Task description: Extract every line in the records below that contains the string "dependency". The match is case-sensitive.

>> Begin Supplied material

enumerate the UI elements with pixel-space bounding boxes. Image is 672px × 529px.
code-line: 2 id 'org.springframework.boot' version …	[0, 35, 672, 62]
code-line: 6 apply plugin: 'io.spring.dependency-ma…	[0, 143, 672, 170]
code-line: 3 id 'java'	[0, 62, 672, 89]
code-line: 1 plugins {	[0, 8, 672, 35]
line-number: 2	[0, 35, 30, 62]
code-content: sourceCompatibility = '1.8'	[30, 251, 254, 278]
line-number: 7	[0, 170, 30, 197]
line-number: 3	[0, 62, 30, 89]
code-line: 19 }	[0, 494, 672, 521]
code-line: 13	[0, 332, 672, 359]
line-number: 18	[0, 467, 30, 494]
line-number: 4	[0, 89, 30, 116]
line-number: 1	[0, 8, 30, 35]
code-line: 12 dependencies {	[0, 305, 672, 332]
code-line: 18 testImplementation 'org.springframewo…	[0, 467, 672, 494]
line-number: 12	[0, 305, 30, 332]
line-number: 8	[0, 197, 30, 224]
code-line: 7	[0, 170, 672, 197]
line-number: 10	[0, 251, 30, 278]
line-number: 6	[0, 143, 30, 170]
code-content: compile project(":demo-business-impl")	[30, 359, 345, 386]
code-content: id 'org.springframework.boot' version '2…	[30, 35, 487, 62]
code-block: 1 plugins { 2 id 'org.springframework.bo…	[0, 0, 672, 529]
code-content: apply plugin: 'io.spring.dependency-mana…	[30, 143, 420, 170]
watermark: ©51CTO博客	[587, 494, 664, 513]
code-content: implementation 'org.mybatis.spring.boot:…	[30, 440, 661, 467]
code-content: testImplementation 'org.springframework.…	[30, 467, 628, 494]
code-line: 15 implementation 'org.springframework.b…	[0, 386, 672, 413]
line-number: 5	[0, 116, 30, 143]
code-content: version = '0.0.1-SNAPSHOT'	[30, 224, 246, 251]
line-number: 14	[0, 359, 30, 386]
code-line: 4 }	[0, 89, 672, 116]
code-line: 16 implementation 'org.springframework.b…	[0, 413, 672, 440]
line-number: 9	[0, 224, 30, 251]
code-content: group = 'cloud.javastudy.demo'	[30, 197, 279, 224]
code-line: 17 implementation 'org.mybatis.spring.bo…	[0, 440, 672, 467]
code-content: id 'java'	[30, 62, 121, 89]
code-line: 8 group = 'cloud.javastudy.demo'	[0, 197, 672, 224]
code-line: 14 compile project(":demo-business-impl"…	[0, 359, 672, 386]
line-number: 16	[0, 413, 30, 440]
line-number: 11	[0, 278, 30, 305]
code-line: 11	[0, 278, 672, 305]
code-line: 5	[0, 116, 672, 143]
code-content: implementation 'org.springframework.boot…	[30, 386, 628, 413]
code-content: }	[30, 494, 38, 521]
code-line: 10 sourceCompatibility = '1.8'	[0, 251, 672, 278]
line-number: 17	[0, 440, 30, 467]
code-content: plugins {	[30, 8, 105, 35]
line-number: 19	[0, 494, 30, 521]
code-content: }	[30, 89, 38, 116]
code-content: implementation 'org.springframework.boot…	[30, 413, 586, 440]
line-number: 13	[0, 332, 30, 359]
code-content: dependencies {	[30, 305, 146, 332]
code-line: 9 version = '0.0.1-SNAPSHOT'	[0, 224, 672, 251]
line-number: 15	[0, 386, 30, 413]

>> End Supplied material

Problem solution:
code-line: 6 apply plugin: 'io.spring.dependency-ma…	[0, 143, 672, 170]
code-content: apply plugin: 'io.spring.dependency-mana…	[30, 143, 420, 170]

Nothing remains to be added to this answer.